What to do: Output all entries verbatim. Skip pictures.
Start of Provided data
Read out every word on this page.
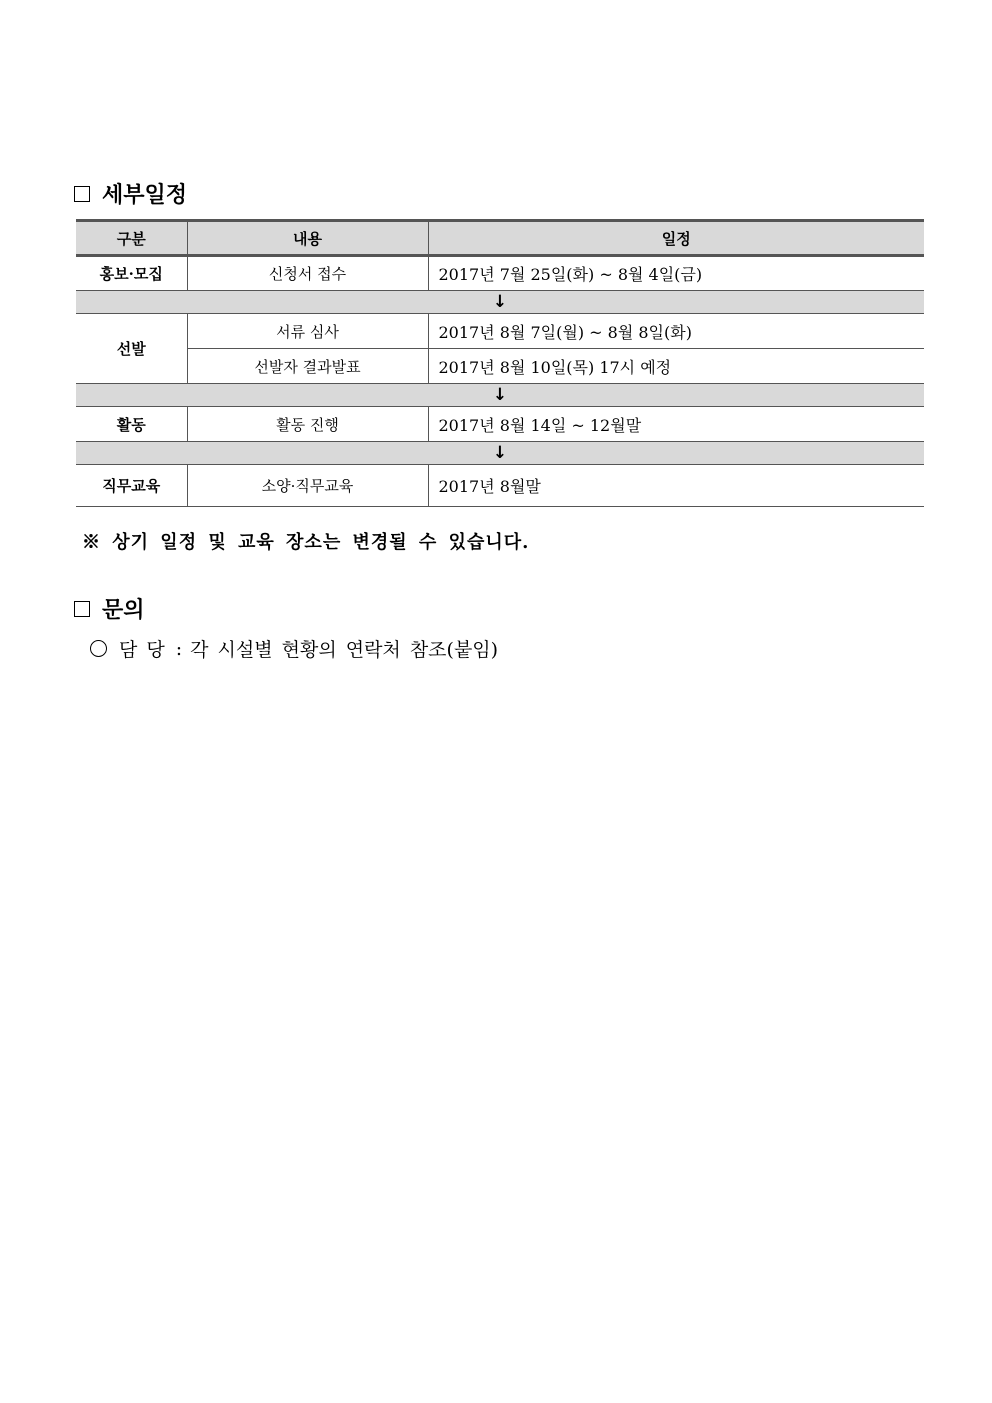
세부일정
구분	내용	일정
홍보·모집	신청서 접수	2017년 7월 25일(화) ~ 8월 4일(금)
↓		
선발	서류 심사	2017년 8월 7일(월) ~ 8월 8일(화)
	선발자 결과발표	2017년 8월 10일(목) 17시 예정
↓		
활동	활동 진행	2017년 8월 14일 ~ 12월말
↓		
직무교육	소양·직무교육	2017년 8월말
※ 상기 일정 및 교육 장소는 변경될 수 있습니다.
문의
담당 : 각 시설별 현황의 연락처 참조(붙임)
End of Provided data
Expected answer:
Read out every word on this page.
세부일정
구분	내용	일정
홍보·모집	신청서 접수	2017년 7월 25일(화) ~ 8월 4일(금)
↓		
선발	서류 심사	2017년 8월 7일(월) ~ 8월 8일(화)
	선발자 결과발표	2017년 8월 10일(목) 17시 예정
↓		
활동	활동 진행	2017년 8월 14일 ~ 12월말
↓		
직무교육	소양·직무교육	2017년 8월말
※ 상기 일정 및 교육 장소는 변경될 수 있습니다.
문의
담당 : 각 시설별 현황의 연락처 참조(붙임)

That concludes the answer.